**Apply what you read**
1 – According to the Oak Shores text, what share of the place's total area is water?
2 – Continue the Oak Shores text from where it stops.

- Oak Shores Position in California.
- Coordinates: 35°46′08″N 120°58′44″W﻿ / ﻿35.76889°N 120.97889°W
- Country: United States
- State: California
- County: San Luis Obispo

Area
- • Total: 5.865 sq mi (15.191 km^{2})
- • Land: 5.088 sq mi (13.179 km^{2})
- • Water: 0.777 sq mi (2.012 km^{2}) 13.25%
- Elevation: 1,814 ft (553 m)

Population (2020)
- • Total: 316
- • Density: 62.1/sq mi (24.0/km^{2})
- Time zone: UTC-8 (Pacific (PST))
- • Summer (DST): UTC-7 (PDT)
- ZIP Code: 93426
- GNIS feature ID: 2583101

= Oak Shores, California =

Oak Shores is a census-designated place in northern San Luis Obispo County, central California. As of the 2020 census, Oak Shores had a population of 316.

**Available data**

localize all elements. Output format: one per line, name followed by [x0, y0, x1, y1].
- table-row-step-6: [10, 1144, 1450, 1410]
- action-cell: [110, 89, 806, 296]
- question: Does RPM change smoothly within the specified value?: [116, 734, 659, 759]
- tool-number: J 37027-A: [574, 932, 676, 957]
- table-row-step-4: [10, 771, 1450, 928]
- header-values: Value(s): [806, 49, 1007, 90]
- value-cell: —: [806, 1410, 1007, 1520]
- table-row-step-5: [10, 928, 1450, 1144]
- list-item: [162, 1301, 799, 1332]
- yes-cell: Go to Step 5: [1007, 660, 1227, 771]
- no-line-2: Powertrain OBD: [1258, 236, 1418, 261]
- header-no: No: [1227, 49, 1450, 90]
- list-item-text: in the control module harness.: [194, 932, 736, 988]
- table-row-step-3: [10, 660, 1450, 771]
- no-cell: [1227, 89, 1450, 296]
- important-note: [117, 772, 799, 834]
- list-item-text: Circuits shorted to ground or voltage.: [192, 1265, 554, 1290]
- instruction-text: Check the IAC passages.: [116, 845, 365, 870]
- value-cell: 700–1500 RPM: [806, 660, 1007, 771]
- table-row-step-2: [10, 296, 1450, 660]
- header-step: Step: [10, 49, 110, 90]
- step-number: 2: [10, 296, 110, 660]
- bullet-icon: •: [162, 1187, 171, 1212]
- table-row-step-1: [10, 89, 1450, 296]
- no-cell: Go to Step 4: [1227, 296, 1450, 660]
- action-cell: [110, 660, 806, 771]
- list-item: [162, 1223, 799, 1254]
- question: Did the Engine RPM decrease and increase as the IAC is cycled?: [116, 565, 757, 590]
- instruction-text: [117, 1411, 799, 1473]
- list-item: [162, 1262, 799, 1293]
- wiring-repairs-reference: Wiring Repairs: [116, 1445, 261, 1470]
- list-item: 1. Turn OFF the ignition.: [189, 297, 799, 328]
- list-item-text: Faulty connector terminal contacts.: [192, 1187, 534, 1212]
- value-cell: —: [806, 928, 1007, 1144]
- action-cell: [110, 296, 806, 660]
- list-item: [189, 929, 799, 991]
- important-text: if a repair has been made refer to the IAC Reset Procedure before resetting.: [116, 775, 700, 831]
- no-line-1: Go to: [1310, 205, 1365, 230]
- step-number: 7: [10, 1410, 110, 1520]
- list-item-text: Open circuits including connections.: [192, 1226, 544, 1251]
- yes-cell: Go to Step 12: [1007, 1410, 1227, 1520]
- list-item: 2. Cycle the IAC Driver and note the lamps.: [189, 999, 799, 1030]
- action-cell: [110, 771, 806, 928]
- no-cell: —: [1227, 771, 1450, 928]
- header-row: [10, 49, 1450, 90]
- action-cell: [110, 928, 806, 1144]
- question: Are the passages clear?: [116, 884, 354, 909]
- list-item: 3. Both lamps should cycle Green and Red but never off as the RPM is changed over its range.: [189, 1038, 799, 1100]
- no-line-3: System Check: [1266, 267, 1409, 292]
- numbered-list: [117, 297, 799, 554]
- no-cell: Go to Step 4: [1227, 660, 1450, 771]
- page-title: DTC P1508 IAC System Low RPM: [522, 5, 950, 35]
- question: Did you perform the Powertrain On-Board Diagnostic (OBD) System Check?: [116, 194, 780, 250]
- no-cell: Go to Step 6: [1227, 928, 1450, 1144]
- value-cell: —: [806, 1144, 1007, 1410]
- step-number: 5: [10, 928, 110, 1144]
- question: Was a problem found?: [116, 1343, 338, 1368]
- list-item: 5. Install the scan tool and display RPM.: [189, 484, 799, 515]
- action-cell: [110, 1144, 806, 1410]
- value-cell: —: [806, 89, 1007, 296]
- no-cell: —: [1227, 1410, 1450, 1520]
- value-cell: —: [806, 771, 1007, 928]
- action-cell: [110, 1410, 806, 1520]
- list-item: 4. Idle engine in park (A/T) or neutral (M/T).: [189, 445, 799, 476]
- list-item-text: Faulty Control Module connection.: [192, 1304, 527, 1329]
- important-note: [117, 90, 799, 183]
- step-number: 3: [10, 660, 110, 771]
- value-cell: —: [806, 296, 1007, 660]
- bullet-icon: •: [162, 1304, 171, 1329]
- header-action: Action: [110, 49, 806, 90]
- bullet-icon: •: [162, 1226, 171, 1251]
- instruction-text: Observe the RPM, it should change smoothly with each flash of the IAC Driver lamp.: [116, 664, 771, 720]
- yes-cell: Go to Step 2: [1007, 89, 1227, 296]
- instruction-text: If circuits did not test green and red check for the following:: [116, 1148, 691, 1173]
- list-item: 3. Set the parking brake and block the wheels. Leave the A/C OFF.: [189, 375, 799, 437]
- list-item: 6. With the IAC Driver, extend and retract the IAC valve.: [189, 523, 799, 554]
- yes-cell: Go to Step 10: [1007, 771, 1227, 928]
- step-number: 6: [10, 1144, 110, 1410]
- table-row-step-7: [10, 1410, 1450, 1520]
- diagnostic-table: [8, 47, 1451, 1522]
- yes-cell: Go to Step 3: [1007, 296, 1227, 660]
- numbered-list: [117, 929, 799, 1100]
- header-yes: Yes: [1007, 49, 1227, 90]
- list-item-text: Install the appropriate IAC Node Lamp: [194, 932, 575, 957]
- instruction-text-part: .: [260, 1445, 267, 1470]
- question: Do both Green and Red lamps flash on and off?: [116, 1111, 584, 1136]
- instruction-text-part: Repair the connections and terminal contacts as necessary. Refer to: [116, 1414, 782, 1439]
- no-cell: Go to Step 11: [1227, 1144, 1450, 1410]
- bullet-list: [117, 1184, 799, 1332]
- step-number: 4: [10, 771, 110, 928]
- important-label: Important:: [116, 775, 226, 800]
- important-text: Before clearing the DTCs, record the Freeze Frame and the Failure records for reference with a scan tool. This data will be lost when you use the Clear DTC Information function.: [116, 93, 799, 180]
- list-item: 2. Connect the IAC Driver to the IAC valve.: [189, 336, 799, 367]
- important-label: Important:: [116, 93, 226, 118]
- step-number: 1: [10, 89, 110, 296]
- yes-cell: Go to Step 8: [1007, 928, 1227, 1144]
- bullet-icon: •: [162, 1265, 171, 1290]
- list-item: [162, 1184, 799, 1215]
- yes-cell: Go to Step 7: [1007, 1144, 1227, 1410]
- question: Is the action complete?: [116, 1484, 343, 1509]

**Answer list**
1 – 13.25%

2 –
==Geography==
Oak Shores is located on the north side of Lake Nacimiento reservoir. It is in the Santa Lucia Mountains, at an elevation of 1814 ft.

According to the United States Census Bureau, the CDP covers an area of 5.9 square miles (15.2 km^{2}), of which 5.1 square miles (13.2 km^{2}) is land.

==Demographics==

Oak Shores first appeared as a census designated place in the 2010 U.S. census.

The 2020 United States census reported that Oak Shores had a population of 316. The population density was 62.1 PD/sqmi. The racial makeup of Oak Shores was 277 (87.7%) White, 2 (0.6%) African American, 2 (0.6%) Native American, 2 (0.6%) Asian, 1 (0.3%) Pacific Islander, 8 (2.5%) from other races, and 24 (7.6%) from two or more races. Hispanic or Latino of any race were 29 persons (9.2%).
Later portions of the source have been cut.